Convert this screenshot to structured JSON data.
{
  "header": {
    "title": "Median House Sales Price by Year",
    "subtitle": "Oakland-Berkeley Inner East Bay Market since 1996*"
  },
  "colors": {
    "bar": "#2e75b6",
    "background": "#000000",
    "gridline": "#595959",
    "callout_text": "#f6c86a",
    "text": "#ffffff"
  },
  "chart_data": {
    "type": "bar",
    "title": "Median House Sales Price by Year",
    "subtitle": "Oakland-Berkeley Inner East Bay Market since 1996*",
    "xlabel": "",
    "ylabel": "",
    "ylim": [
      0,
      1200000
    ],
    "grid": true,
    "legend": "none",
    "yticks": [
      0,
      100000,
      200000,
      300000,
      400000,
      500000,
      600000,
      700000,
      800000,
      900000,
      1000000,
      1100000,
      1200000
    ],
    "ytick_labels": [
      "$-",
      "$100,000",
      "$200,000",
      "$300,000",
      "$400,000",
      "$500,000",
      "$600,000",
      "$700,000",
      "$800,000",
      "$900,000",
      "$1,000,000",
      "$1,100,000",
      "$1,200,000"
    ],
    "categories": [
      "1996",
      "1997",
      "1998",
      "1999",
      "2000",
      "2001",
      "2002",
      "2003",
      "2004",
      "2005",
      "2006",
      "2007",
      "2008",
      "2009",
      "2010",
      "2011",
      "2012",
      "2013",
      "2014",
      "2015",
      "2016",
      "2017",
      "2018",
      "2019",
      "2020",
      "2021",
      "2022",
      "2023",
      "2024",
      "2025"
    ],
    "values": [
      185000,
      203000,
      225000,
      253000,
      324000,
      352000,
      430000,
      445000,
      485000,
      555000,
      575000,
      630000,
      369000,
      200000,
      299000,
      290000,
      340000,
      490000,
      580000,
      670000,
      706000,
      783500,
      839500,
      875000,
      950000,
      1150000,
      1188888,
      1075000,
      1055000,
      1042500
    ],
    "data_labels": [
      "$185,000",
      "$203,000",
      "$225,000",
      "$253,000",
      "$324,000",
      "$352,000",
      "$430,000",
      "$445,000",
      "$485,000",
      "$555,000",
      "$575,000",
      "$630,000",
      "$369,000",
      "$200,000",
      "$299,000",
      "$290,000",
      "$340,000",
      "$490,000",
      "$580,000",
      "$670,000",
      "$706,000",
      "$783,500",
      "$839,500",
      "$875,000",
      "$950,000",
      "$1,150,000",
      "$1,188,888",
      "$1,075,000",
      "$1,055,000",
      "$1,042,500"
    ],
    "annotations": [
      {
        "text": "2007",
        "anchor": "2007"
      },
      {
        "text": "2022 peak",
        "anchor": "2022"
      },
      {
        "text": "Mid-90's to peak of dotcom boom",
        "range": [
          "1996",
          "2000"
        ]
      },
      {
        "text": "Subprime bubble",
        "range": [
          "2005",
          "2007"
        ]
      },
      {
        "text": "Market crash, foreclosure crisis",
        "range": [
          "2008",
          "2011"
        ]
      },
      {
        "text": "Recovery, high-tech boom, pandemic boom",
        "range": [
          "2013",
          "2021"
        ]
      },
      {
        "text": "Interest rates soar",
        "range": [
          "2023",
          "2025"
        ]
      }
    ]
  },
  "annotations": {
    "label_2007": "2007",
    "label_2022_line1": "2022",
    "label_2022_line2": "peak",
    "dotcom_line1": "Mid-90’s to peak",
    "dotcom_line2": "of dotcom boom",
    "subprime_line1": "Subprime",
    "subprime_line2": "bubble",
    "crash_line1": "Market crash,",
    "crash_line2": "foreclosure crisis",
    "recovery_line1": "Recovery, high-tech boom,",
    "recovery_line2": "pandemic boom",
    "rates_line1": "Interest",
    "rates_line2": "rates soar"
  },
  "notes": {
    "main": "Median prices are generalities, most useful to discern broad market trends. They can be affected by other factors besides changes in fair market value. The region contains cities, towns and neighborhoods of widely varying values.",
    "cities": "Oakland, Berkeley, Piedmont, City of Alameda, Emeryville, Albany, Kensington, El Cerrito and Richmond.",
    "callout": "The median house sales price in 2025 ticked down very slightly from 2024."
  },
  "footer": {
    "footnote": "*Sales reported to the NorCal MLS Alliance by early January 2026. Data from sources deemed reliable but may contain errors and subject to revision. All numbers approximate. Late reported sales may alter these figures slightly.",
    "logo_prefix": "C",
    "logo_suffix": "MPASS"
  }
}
+===+
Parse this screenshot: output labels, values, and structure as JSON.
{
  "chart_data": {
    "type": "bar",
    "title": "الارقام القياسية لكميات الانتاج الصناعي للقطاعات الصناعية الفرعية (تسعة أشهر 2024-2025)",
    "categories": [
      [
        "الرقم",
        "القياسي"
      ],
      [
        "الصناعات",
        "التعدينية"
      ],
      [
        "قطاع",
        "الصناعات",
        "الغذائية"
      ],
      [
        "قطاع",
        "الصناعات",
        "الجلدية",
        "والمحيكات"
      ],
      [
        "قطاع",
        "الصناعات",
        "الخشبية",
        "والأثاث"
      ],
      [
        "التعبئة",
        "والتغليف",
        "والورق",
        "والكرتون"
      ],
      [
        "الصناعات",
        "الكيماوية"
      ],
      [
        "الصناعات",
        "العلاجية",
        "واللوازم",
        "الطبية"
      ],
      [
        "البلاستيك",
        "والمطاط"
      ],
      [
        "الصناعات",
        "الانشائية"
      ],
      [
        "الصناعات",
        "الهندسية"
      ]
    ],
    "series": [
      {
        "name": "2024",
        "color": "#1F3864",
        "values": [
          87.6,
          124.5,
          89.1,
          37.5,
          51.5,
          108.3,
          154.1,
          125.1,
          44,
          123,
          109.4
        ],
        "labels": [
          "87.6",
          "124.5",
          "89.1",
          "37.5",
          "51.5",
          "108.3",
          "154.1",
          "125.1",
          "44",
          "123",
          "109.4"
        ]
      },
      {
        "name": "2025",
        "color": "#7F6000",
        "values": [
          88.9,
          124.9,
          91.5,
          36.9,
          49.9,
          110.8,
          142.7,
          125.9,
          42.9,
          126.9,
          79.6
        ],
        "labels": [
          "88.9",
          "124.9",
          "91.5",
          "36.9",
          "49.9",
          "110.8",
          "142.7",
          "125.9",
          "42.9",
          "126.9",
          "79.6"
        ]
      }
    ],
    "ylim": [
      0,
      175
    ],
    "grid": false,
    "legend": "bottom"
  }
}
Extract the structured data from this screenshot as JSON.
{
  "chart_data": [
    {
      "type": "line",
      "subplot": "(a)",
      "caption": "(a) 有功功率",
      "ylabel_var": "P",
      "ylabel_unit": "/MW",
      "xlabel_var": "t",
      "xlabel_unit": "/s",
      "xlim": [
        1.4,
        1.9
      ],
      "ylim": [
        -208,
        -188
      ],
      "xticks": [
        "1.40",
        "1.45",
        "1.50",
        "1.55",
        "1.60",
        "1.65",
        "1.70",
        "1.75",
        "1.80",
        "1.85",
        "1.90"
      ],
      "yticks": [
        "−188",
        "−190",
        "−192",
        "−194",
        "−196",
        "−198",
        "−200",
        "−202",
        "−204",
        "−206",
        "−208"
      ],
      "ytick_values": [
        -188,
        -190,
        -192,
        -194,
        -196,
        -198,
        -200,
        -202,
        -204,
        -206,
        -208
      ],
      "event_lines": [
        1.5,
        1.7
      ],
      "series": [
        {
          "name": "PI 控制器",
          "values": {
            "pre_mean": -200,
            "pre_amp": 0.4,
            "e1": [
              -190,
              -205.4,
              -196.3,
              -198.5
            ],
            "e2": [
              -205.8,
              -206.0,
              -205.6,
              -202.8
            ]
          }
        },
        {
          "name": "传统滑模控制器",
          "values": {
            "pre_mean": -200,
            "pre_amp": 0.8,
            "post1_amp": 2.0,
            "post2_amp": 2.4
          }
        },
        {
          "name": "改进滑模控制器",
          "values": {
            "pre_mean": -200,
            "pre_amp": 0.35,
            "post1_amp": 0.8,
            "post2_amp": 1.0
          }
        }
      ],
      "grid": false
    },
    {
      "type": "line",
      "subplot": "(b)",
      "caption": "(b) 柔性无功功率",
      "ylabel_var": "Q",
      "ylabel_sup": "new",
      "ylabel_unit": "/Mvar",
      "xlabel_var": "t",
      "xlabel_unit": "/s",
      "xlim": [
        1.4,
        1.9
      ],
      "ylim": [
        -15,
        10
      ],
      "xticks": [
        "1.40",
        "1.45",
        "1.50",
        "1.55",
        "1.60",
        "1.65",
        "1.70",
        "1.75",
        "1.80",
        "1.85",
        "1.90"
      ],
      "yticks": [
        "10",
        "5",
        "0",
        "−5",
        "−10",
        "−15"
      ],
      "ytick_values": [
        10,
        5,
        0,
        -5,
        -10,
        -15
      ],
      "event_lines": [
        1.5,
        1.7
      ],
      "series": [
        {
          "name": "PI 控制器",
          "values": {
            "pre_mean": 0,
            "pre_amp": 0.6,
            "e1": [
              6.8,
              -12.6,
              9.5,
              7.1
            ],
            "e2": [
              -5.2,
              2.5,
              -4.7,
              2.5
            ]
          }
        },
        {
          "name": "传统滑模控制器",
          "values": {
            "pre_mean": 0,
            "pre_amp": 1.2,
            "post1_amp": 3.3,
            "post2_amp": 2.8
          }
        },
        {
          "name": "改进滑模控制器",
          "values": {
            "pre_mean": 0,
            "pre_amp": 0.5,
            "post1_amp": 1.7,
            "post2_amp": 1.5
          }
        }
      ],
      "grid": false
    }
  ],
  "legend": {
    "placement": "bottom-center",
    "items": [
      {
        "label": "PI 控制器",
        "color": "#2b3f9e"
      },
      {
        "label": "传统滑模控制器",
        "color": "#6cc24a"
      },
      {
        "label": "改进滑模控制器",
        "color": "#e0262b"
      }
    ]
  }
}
+===+
TASK BRIEF » Locate each line with the word "since" and copy it.

RESULT OF THE TASK »
    "subtitle": "Oakland-Berkeley Inner East Bay Market since 1996*"
    "subtitle": "Oakland-Berkeley Inner East Bay Market since 1996*",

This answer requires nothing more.